### SHORT TASK
Reply with nothing except the number of lines that contain the word "酒店管理".

### EXTRACTED DATA

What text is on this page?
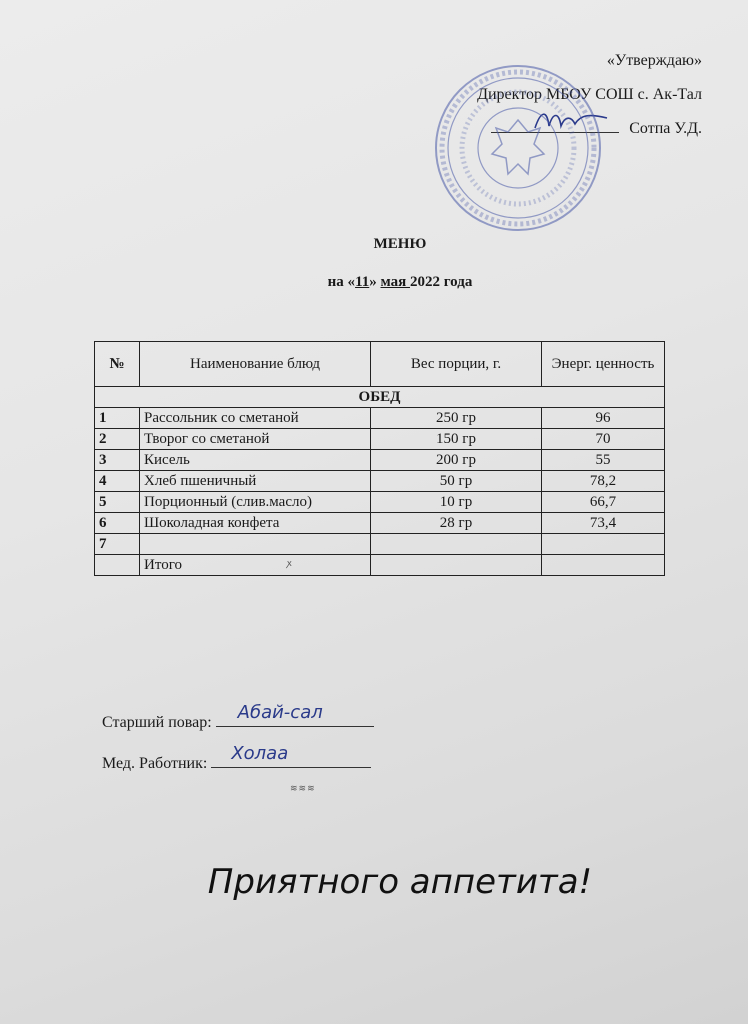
«Утверждаю»
Директор МБОУ СОШ с. Ак-Тал
Сотпа У.Д.
МЕНЮ
на «11» мая 2022 года
№	Наименование блюд	Вес порции, г.	Энерг. ценность
ОБЕД			
1	Рассольник со сметаной	250 гр	96
2	Творог со сметаной	150 гр	70
3	Кисель	200 гр	55
4	Хлеб пшеничный	50 гр	78,2
5	Порционный (слив.масло)	10 гр	66,7
6	Шоколадная конфета	28 гр	73,4
7			
	Итого			ꭗ
Старший повар: Абай-сал
Мед. Работник: Холаа
≋≋≋
Приятного аппетита!
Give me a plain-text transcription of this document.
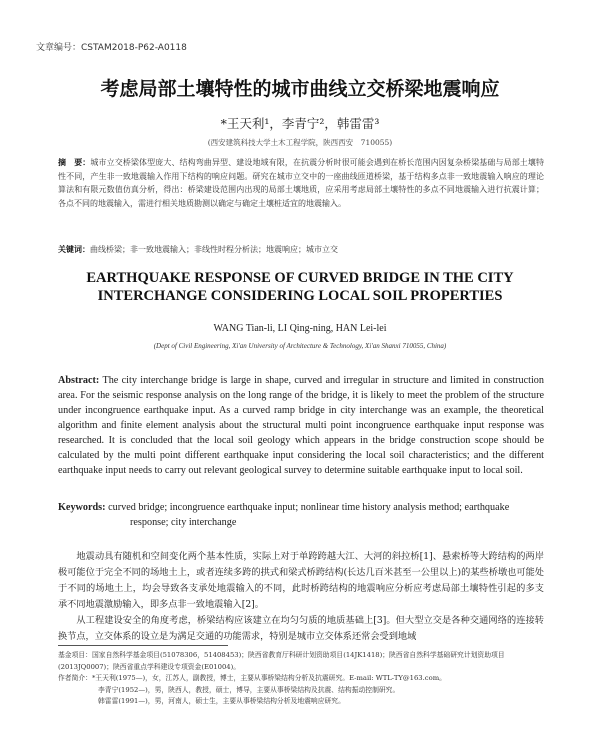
文章编号：CSTAM2018-P62-A0118
考虑局部土壤特性的城市曲线立交桥梁地震响应
*王天利¹，李青宁²，韩雷雷³
(西安建筑科技大学土木工程学院，陕西西安　710055)
摘　要：城市立交桥梁体型庞大、结构弯曲异型、建设地域有限，在抗震分析时很可能会遇到在桥长范围内因复杂桥梁基础与局部土壤特性不同，产生非一致地震输入作用下结构的响应问题。研究在城市立交中的一座曲线匝道桥梁，基于结构多点非一致地震输入响应的理论算法和有限元数值仿真分析，得出：桥梁建设范围内出现的局部土壤地质，应采用考虑局部土壤特性的多点不同地震输入进行抗震计算；各点不同的地震输入，需进行相关地质勘测以确定与确定土壤桩适宜的地震输入。
关键词：曲线桥梁；非一致地震输入；非线性时程分析法；地震响应；城市立交
EARTHQUAKE RESPONSE OF CURVED BRIDGE IN THE CITY
INTERCHANGE CONSIDERING LOCAL SOIL PROPERTIES
WANG Tian-li, LI Qing-ning, HAN Lei-lei
(Dept of Civil Engineering, Xi'an University of Architecture & Technology, Xi'an Shanxi 710055, China)
Abstract: The city interchange bridge is large in shape, curved and irregular in structure and limited in construction area. For the seismic response analysis on the long range of the bridge, it is likely to meet the problem of the structure under incongruence earthquake input. As a curved ramp bridge in city interchange was an example, the theoretical algorithm and finite element analysis about the structural multi point incongruence earthquake input response was researched. It is concluded that the local soil geology which appears in the bridge construction scope should be calculated by the multi point different earthquake input considering the local soil characteristics; and the different earthquake input needs to carry out relevant geological survey to determine suitable earthquake input to local soil.
Keywords: curved bridge; incongruence earthquake input; nonlinear time history analysis method; earthquake response; city interchange

地震动具有随机和空间变化两个基本性质，实际上对于单跨跨越大江、大河的斜拉桥[1]、悬索桥等大跨结构的两岸极可能位于完全不同的场地土上，或者连续多跨的拱式和梁式桥跨结构(长达几百米甚至一公里以上)的某些桥墩也可能处于不同的场地土上，均会导致各支承处地震输入的不同，此时桥跨结构的地震响应分析应考虑局部土壤特性引起的多支承不同地震激励输入，即多点非一致地震输入[2]。

从工程建设安全的角度考虑，桥梁结构应该建立在均匀匀质的地质基础上[3]。但大型立交是各种交通网络的连接转换节点，立交体系的设立是为满足交通的功能需求，特别是城市立交体系还常会受到地域

基金项目：国家自然科学基金项目(51078306，51408453)；陕西省教育厅科研计划资助项目(14JK1418)；陕西省自然科学基础研究计划资助项目(2013JQ0007)；陕西省重点学科建设专项资金(E01004)。

作者简介：*王天利(1975—)，女，江苏人，副教授，博士，主要从事桥梁结构分析及抗震研究。E-mail: WTL-TY@163.com。

李青宁(1952—)，男，陕西人，教授，硕士，博导，主要从事桥梁结构及抗震、结构振动控制研究。

韩雷雷(1991—)，男，河南人，硕士生，主要从事桥梁结构分析及地震响应研究。
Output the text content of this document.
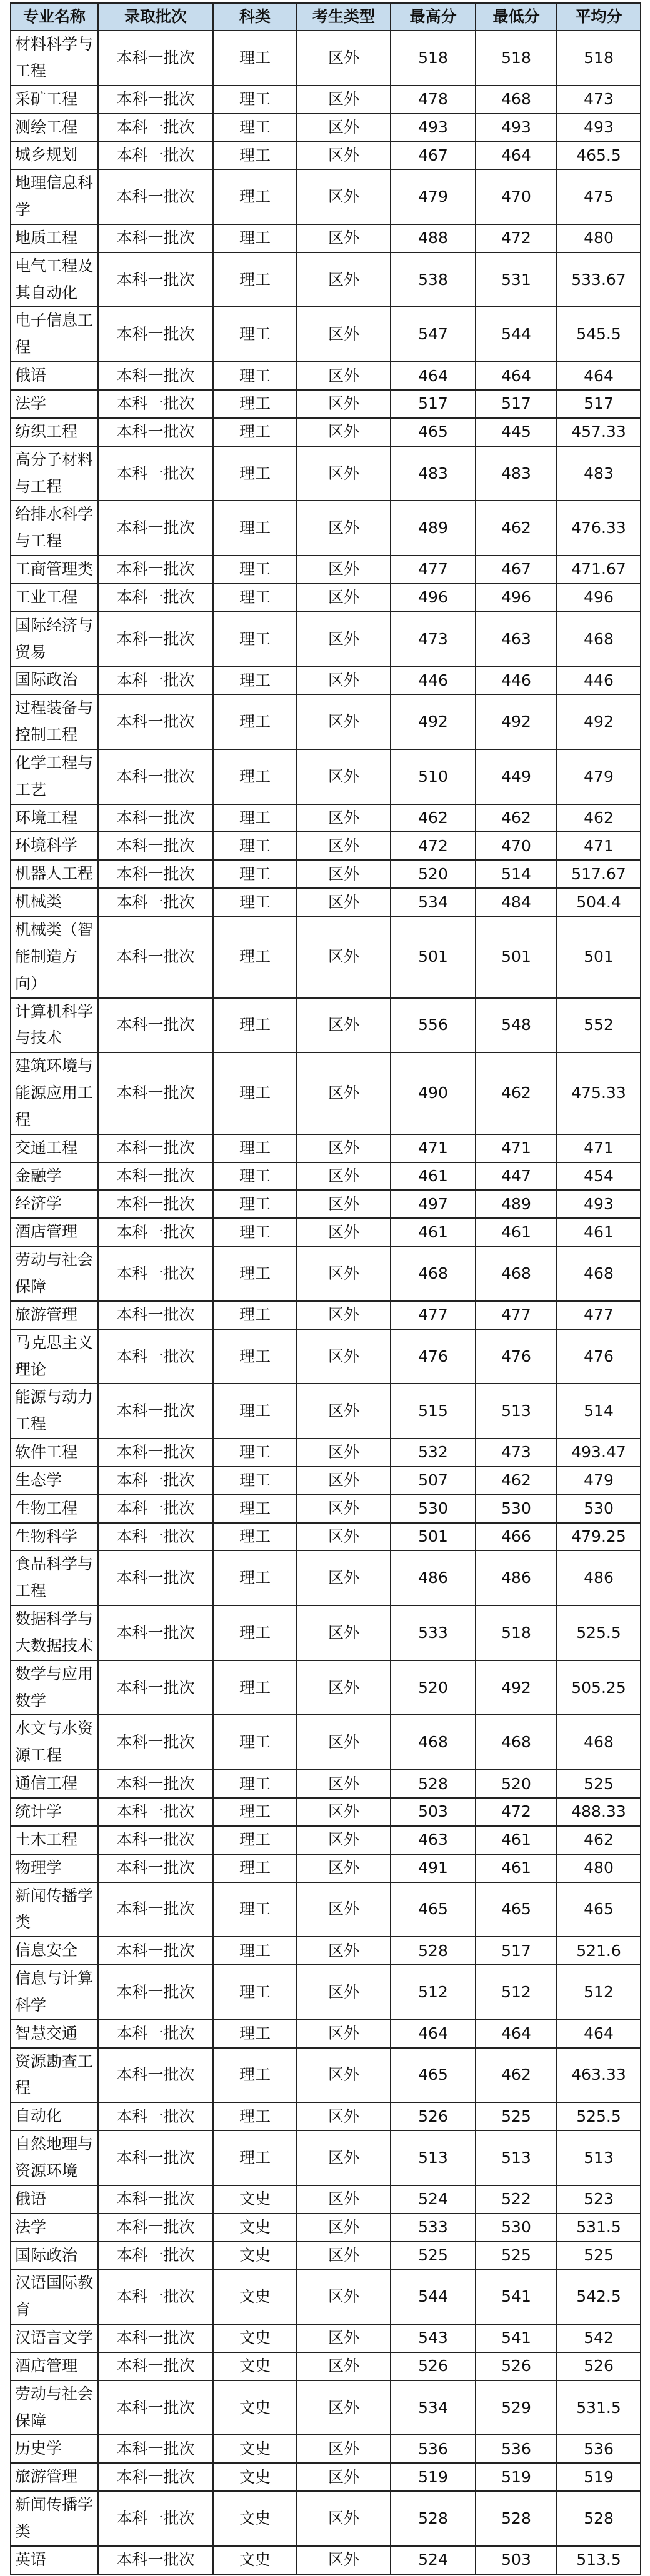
专业名称	录取批次	科类	考生类型	最高分	最低分	平均分
材料科学与工程	本科一批次	理工	区外	518	518	518
采矿工程	本科一批次	理工	区外	478	468	473
测绘工程	本科一批次	理工	区外	493	493	493
城乡规划	本科一批次	理工	区外	467	464	465.5
地理信息科学	本科一批次	理工	区外	479	470	475
地质工程	本科一批次	理工	区外	488	472	480
电气工程及其自动化	本科一批次	理工	区外	538	531	533.67
电子信息工程	本科一批次	理工	区外	547	544	545.5
俄语	本科一批次	理工	区外	464	464	464
法学	本科一批次	理工	区外	517	517	517
纺织工程	本科一批次	理工	区外	465	445	457.33
高分子材料与工程	本科一批次	理工	区外	483	483	483
给排水科学与工程	本科一批次	理工	区外	489	462	476.33
工商管理类	本科一批次	理工	区外	477	467	471.67
工业工程	本科一批次	理工	区外	496	496	496
国际经济与贸易	本科一批次	理工	区外	473	463	468
国际政治	本科一批次	理工	区外	446	446	446
过程装备与控制工程	本科一批次	理工	区外	492	492	492
化学工程与工艺	本科一批次	理工	区外	510	449	479
环境工程	本科一批次	理工	区外	462	462	462
环境科学	本科一批次	理工	区外	472	470	471
机器人工程	本科一批次	理工	区外	520	514	517.67
机械类	本科一批次	理工	区外	534	484	504.4
机械类（智能制造方向）	本科一批次	理工	区外	501	501	501
计算机科学与技术	本科一批次	理工	区外	556	548	552
建筑环境与能源应用工程	本科一批次	理工	区外	490	462	475.33
交通工程	本科一批次	理工	区外	471	471	471
金融学	本科一批次	理工	区外	461	447	454
经济学	本科一批次	理工	区外	497	489	493
酒店管理	本科一批次	理工	区外	461	461	461
劳动与社会保障	本科一批次	理工	区外	468	468	468
旅游管理	本科一批次	理工	区外	477	477	477
马克思主义理论	本科一批次	理工	区外	476	476	476
能源与动力工程	本科一批次	理工	区外	515	513	514
软件工程	本科一批次	理工	区外	532	473	493.47
生态学	本科一批次	理工	区外	507	462	479
生物工程	本科一批次	理工	区外	530	530	530
生物科学	本科一批次	理工	区外	501	466	479.25
食品科学与工程	本科一批次	理工	区外	486	486	486
数据科学与大数据技术	本科一批次	理工	区外	533	518	525.5
数学与应用数学	本科一批次	理工	区外	520	492	505.25
水文与水资源工程	本科一批次	理工	区外	468	468	468
通信工程	本科一批次	理工	区外	528	520	525
统计学	本科一批次	理工	区外	503	472	488.33
土木工程	本科一批次	理工	区外	463	461	462
物理学	本科一批次	理工	区外	491	461	480
新闻传播学类	本科一批次	理工	区外	465	465	465
信息安全	本科一批次	理工	区外	528	517	521.6
信息与计算科学	本科一批次	理工	区外	512	512	512
智慧交通	本科一批次	理工	区外	464	464	464
资源勘查工程	本科一批次	理工	区外	465	462	463.33
自动化	本科一批次	理工	区外	526	525	525.5
自然地理与资源环境	本科一批次	理工	区外	513	513	513
俄语	本科一批次	文史	区外	524	522	523
法学	本科一批次	文史	区外	533	530	531.5
国际政治	本科一批次	文史	区外	525	525	525
汉语国际教育	本科一批次	文史	区外	544	541	542.5
汉语言文学	本科一批次	文史	区外	543	541	542
酒店管理	本科一批次	文史	区外	526	526	526
劳动与社会保障	本科一批次	文史	区外	534	529	531.5
历史学	本科一批次	文史	区外	536	536	536
旅游管理	本科一批次	文史	区外	519	519	519
新闻传播学类	本科一批次	文史	区外	528	528	528
英语	本科一批次	文史	区外	524	503	513.5
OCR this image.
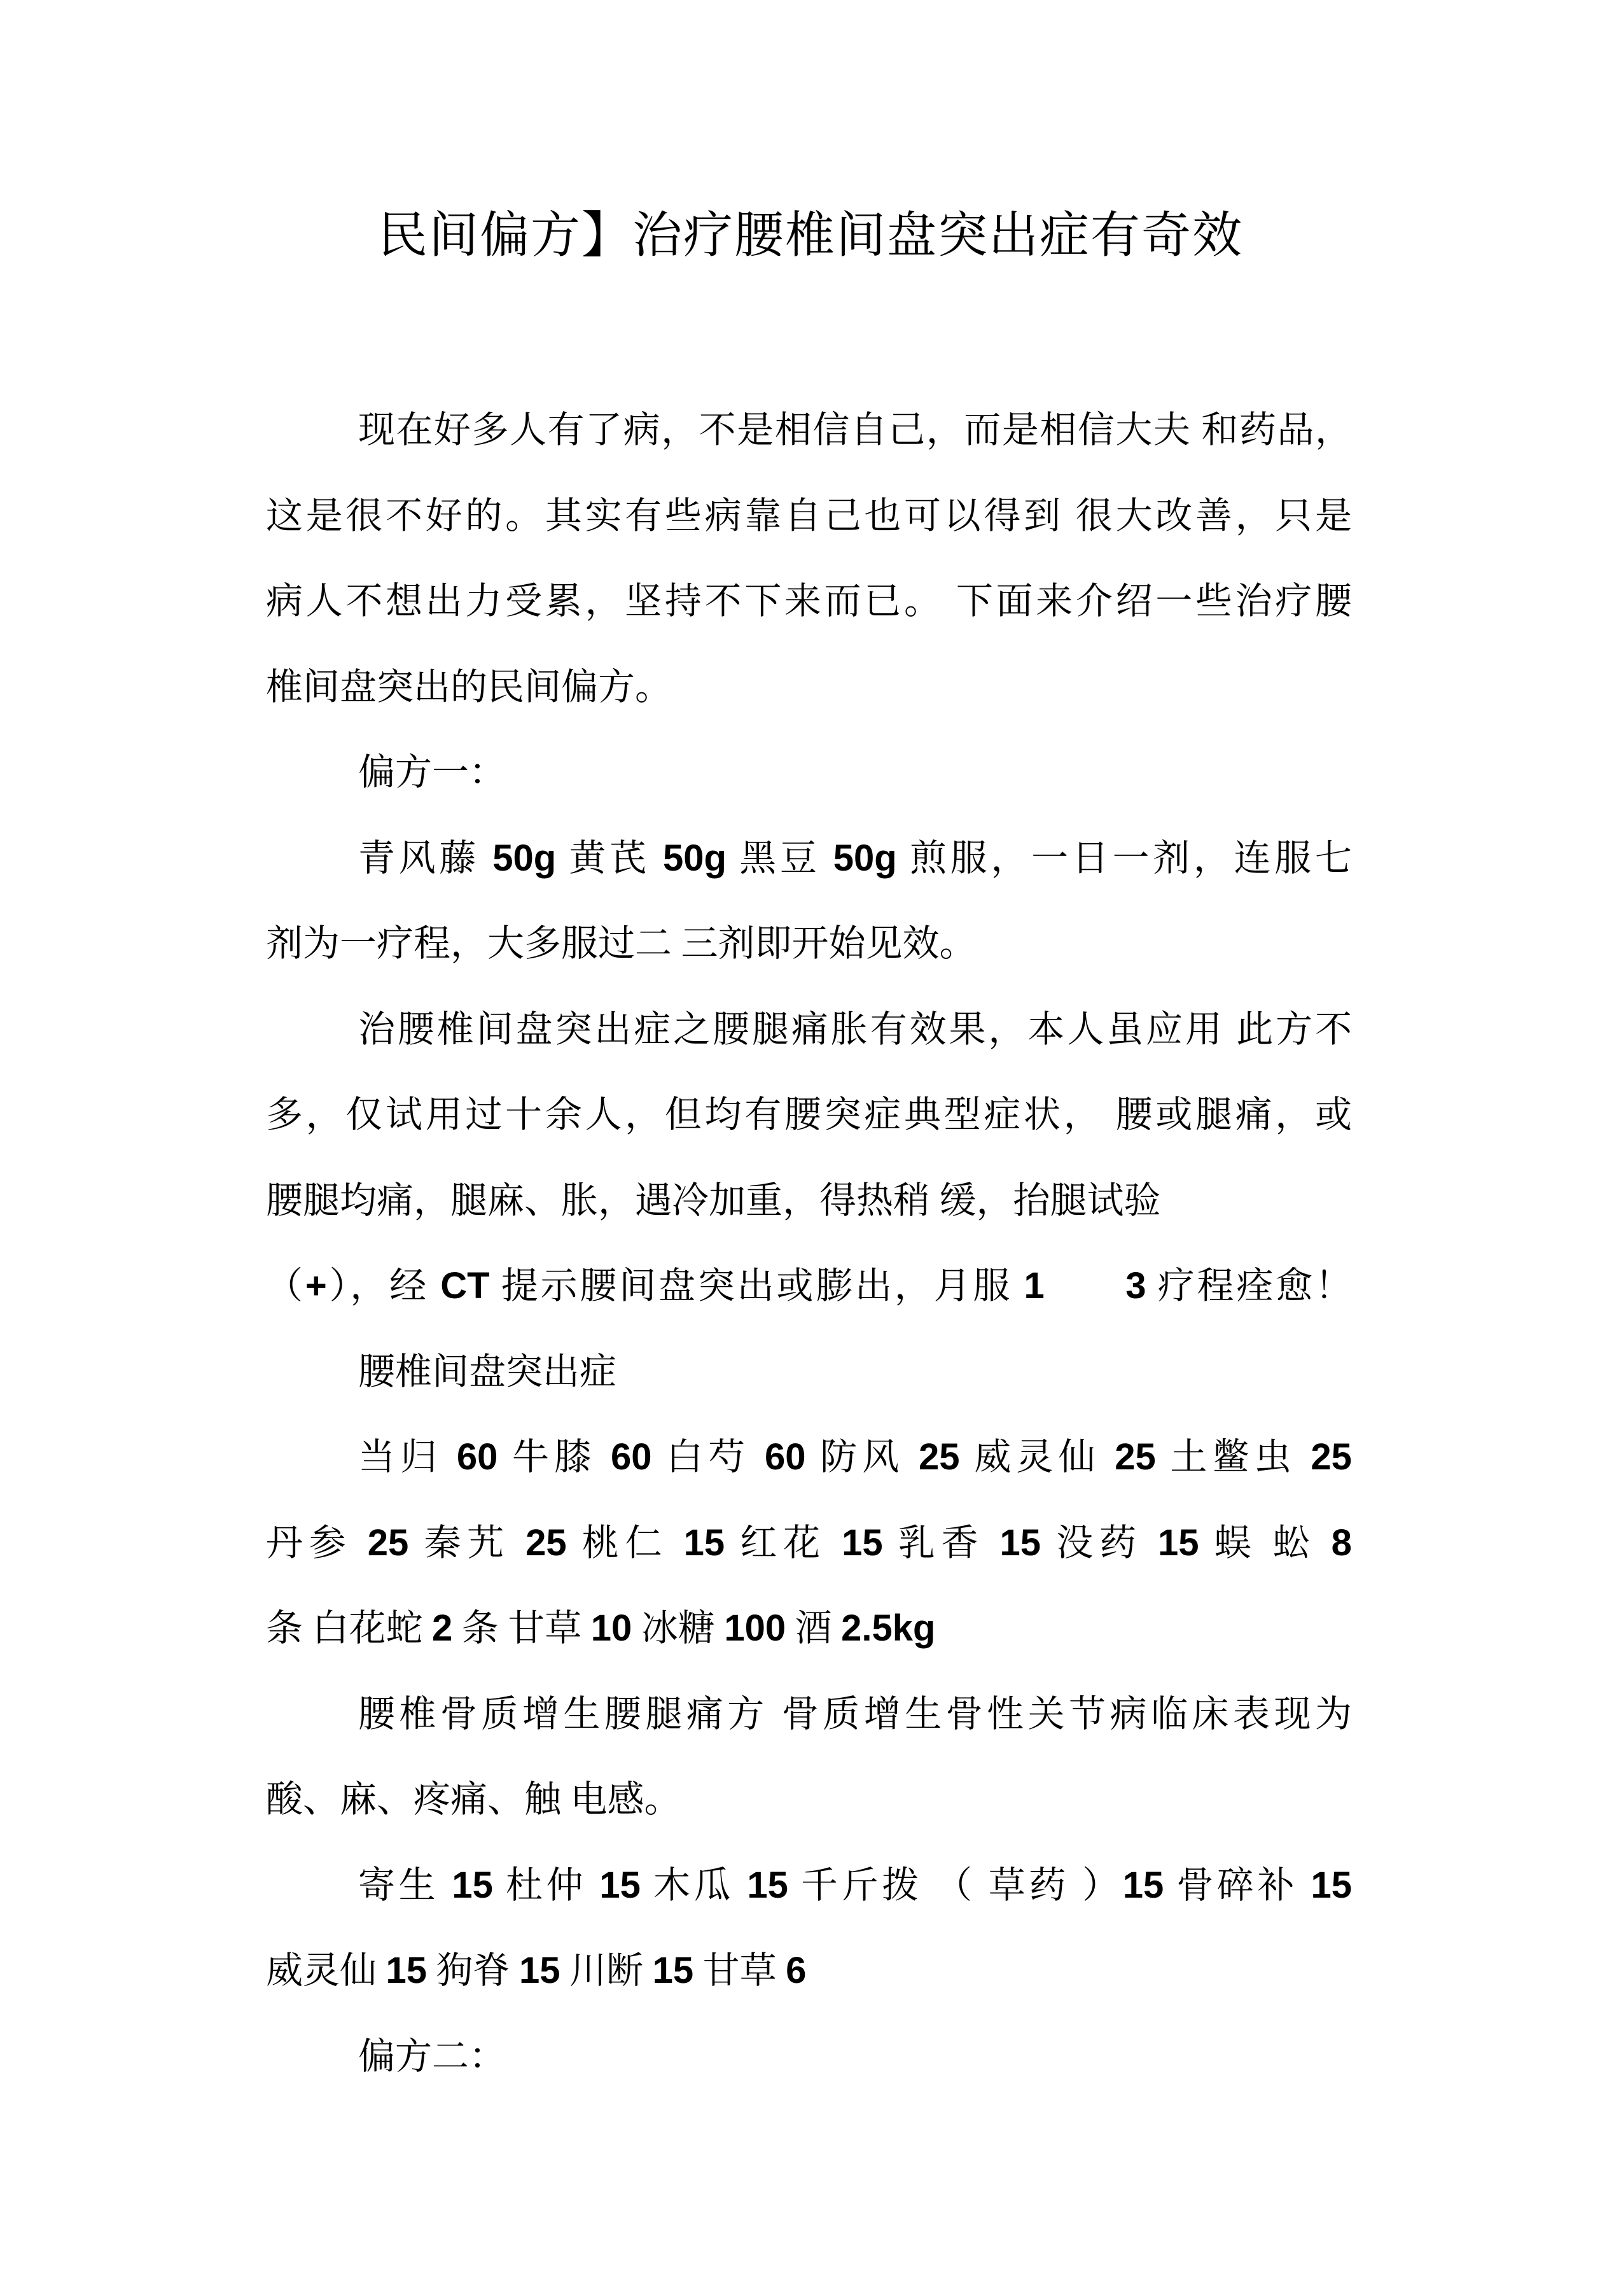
民间偏方】治疗腰椎间盘突出症有奇效
现在好多人有了病，不是相信自己，而是相信大夫 和药品，
这是很不好的。其实有些病靠自己也可以得到 很大改善，只是
病人不想出力受累，坚持不下来而已。 下面来介绍一些治疗腰
椎间盘突出的民间偏方。
偏方一：
青风藤 50g 黄芪 50g 黑豆 50g 煎服，一日一剂，连服七
剂为一疗程，大多服过二 三剂即开始见效。
治腰椎间盘突出症之腰腿痛胀有效果，本人虽应用 此方不
多，仅试用过十余人，但均有腰突症典型症状， 腰或腿痛，或
腰腿均痛，腿麻、胀，遇冷加重，得热稍 缓，抬腿试验
（+），经 CT 提示腰间盘突出或膨出，月服 1　　 3 疗程痊愈！
腰椎间盘突出症
当归 60 牛膝 60 白芍 60 防风 25 威灵仙 25 土鳖虫 25
丹参 25 秦艽 25 桃仁 15 红花 15 乳香 15 没药 15 蜈 蚣 8
条 白花蛇 2 条 甘草 10 冰糖 100 酒 2.5kg
腰椎骨质增生腰腿痛方 骨质增生骨性关节病临床表现为
酸、麻、疼痛、触 电感。
寄生 15 杜仲 15 木瓜 15 千斤拨 （ 草药 ）15 骨碎补 15
威灵仙 15 狗脊 15 川断 15 甘草 6
偏方二：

### SOLUTION TO THE EXERCISE
2